» **Requirement**
Repeat the entire listing exactly as written.

» **Listed records**

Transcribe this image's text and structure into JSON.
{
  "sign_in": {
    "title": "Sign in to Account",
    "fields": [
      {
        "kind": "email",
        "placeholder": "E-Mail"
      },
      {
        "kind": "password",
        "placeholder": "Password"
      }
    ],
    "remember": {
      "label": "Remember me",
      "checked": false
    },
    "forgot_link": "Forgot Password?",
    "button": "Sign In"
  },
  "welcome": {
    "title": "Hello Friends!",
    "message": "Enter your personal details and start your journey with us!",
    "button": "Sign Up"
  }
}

» **Exercise solution**
Transcribe this image's text and structure into JSON.
{
  "sign_in": {
    "title": "Sign in to Account",
    "fields": [
      {
        "kind": "email",
        "placeholder": "E-Mail"
      },
      {
        "kind": "password",
        "placeholder": "Password"
      }
    ],
    "remember": {
      "label": "Remember me",
      "checked": false
    },
    "forgot_link": "Forgot Password?",
    "button": "Sign In"
  },
  "welcome": {
    "title": "Hello Friends!",
    "message": "Enter your personal details and start your journey with us!",
    "button": "Sign Up"
  }
}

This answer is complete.